Dataset records
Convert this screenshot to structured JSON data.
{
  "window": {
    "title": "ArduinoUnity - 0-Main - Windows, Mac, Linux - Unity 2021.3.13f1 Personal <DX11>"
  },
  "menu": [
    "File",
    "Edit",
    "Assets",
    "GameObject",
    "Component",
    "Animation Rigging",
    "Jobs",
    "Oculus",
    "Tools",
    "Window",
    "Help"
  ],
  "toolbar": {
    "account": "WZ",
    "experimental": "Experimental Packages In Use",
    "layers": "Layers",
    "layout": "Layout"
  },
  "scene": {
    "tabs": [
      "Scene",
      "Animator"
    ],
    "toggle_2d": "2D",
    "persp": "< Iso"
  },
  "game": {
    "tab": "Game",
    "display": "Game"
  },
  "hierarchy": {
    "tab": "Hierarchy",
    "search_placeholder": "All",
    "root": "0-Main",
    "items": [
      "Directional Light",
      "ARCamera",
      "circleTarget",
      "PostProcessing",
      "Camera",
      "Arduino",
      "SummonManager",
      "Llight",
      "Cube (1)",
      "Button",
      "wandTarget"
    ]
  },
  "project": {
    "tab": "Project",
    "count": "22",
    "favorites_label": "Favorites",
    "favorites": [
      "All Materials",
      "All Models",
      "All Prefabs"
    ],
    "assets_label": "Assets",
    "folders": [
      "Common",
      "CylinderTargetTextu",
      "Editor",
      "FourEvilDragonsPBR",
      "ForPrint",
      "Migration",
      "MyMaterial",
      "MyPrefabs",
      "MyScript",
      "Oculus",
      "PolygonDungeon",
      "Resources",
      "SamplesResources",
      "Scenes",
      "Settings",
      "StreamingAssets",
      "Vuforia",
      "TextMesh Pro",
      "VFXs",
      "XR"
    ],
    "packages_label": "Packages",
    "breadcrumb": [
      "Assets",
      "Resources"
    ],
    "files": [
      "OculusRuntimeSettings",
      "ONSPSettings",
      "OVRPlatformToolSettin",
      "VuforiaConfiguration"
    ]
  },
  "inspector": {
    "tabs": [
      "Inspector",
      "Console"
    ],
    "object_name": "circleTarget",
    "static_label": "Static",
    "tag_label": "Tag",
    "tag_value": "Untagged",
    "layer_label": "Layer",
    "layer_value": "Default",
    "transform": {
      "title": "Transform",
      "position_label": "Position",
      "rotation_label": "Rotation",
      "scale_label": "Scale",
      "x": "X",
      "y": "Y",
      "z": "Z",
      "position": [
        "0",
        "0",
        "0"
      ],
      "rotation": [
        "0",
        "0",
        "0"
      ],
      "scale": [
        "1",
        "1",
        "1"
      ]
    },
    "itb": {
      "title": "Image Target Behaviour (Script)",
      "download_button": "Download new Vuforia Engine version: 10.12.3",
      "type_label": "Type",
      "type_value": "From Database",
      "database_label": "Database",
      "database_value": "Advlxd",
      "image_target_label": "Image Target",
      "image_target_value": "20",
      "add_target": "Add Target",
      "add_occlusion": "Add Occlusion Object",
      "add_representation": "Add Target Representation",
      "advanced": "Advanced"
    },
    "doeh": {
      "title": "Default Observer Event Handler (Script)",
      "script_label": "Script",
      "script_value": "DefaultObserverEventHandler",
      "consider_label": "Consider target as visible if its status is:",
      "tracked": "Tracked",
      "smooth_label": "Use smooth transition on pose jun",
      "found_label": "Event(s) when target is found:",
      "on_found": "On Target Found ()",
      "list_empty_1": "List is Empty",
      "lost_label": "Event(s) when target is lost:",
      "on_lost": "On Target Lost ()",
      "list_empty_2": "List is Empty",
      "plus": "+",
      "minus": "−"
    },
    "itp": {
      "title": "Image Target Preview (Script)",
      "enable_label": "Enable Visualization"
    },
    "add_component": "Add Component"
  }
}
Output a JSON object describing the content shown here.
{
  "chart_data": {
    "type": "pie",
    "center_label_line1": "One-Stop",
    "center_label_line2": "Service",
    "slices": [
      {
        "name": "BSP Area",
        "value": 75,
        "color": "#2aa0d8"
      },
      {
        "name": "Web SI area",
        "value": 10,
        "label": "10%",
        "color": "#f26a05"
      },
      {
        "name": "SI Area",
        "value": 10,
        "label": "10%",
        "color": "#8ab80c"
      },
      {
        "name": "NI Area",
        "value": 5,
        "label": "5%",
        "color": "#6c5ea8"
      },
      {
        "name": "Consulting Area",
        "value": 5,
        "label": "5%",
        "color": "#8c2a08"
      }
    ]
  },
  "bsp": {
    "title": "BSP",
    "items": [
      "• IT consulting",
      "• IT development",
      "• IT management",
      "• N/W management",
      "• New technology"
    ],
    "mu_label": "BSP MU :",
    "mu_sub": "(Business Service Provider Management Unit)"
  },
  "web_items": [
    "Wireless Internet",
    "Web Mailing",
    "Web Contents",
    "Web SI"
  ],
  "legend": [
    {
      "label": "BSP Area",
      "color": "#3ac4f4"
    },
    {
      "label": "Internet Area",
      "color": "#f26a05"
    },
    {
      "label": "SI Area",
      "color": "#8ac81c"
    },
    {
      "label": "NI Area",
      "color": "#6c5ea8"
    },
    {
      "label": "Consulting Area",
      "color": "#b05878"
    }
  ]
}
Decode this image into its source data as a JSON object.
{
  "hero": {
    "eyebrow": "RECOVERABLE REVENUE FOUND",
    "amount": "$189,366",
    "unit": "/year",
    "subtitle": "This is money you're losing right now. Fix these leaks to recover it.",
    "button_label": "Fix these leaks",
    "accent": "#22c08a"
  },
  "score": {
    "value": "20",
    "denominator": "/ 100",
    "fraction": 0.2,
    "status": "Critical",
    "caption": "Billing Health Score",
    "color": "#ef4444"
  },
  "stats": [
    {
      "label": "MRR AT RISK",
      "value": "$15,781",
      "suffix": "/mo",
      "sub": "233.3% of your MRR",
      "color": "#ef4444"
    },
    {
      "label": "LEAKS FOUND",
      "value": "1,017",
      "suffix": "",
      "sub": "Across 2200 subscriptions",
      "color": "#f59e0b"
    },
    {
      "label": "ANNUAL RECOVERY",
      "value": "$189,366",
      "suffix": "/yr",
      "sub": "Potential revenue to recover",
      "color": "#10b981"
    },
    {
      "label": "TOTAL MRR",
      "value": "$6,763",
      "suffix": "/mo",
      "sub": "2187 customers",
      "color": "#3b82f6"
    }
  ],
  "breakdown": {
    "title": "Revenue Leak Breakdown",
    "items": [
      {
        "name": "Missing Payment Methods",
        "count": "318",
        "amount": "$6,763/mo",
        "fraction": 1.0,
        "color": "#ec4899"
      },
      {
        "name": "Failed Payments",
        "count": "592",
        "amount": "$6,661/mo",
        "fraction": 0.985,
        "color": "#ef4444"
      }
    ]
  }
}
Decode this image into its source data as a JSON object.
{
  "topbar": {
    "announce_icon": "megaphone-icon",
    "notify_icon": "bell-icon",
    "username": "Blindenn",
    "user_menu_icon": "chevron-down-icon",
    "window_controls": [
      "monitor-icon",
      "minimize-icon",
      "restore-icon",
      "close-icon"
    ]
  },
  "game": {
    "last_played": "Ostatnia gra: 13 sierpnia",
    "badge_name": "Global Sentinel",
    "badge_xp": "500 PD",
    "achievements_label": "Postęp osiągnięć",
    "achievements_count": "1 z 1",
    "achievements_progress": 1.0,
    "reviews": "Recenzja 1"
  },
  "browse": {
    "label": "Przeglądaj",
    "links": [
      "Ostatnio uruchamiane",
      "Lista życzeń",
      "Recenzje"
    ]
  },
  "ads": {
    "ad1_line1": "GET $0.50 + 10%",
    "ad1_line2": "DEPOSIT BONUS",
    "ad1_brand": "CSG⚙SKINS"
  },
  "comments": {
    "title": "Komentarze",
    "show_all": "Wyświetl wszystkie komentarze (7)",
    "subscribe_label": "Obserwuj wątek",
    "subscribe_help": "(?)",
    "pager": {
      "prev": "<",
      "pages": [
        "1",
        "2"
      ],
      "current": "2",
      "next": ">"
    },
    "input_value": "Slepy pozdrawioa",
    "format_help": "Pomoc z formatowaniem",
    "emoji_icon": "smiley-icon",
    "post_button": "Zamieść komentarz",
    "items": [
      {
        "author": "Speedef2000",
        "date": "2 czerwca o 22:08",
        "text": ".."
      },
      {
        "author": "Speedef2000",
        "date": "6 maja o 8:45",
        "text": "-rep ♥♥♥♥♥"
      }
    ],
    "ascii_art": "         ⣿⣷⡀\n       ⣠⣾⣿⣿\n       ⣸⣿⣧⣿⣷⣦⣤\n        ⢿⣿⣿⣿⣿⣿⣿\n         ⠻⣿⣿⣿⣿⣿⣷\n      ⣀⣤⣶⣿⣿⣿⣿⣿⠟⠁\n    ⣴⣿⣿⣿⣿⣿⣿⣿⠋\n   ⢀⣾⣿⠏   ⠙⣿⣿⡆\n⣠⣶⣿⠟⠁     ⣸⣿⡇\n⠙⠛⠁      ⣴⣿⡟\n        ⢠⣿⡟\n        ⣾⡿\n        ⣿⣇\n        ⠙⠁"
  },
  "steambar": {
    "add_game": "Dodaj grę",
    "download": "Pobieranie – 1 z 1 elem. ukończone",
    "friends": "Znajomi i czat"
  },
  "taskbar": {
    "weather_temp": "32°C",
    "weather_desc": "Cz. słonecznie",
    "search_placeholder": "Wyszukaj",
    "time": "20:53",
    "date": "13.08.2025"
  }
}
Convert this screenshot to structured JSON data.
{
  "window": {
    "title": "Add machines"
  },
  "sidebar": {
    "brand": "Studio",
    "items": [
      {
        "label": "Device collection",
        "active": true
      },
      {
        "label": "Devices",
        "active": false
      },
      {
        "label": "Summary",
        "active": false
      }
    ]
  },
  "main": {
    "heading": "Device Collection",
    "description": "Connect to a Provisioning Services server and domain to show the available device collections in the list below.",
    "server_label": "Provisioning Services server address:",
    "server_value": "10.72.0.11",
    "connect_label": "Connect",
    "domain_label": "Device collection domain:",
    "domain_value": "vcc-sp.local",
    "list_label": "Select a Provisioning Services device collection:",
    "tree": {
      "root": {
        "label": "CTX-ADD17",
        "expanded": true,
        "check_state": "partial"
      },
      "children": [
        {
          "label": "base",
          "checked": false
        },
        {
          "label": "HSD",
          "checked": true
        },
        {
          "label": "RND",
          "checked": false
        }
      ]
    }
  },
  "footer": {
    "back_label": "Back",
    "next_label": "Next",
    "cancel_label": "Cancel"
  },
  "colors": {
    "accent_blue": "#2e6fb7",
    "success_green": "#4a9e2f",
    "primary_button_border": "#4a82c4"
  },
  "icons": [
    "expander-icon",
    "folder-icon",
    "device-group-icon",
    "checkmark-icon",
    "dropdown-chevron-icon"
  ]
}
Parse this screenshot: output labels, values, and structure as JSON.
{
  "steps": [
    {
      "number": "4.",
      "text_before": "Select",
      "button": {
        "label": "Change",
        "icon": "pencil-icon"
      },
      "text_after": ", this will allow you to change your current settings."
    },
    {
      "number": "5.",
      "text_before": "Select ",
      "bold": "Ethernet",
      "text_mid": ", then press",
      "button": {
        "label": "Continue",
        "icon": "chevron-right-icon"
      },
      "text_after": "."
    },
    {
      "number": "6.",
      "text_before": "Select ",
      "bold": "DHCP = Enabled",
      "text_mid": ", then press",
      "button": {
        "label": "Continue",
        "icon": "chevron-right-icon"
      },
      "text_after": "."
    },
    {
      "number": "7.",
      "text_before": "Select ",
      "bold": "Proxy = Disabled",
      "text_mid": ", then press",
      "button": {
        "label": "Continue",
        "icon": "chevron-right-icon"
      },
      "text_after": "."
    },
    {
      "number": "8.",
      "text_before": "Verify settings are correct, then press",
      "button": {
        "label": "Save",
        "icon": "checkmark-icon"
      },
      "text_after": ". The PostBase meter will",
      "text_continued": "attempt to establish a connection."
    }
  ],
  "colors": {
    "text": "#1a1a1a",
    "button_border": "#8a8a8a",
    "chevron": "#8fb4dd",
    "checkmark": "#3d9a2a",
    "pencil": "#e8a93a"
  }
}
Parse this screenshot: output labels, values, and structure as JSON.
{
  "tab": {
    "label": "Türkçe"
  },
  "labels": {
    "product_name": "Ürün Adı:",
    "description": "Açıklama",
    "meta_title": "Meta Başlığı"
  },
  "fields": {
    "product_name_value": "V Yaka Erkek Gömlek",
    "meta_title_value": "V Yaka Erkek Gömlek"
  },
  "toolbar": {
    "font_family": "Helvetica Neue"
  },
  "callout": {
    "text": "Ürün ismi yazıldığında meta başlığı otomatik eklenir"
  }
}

Required work
Within the listing above, copy each line that has the string "suffix".

Solution to the exercise
      "suffix": "/mo",
      "suffix": "",
      "suffix": "/yr",
      "suffix": "/mo",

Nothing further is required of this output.